REQUEST - Count the lines below that contain the word "name", and report only that number.

EXTRACTED DATA -
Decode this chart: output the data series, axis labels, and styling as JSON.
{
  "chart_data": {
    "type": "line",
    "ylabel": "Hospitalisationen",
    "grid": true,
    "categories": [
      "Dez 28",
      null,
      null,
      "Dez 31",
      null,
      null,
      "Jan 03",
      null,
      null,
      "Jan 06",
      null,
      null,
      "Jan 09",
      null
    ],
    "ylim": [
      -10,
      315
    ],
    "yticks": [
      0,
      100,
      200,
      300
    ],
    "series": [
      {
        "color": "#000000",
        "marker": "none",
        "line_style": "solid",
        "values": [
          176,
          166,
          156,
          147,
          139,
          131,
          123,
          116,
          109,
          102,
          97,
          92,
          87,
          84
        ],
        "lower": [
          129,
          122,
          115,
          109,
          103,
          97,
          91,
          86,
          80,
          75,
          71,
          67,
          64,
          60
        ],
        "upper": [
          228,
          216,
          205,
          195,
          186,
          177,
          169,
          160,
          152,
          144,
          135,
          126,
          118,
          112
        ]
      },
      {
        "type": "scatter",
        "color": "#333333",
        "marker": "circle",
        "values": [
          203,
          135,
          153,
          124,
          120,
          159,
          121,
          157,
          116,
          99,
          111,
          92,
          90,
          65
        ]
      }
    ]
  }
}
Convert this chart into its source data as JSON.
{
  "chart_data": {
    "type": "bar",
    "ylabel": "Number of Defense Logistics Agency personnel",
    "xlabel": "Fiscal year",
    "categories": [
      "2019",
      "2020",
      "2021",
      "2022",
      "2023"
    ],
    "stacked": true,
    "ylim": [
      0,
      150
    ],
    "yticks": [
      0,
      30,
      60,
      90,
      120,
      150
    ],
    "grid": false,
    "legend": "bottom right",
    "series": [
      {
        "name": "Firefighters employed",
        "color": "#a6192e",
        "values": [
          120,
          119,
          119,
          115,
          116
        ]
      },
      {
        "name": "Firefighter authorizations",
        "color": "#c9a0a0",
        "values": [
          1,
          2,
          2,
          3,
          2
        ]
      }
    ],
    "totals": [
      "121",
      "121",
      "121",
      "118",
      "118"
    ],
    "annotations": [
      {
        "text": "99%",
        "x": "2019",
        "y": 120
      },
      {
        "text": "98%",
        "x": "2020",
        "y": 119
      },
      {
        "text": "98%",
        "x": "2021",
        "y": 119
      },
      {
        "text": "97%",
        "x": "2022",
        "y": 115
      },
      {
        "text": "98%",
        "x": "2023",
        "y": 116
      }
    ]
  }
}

RESULT BELOW - 2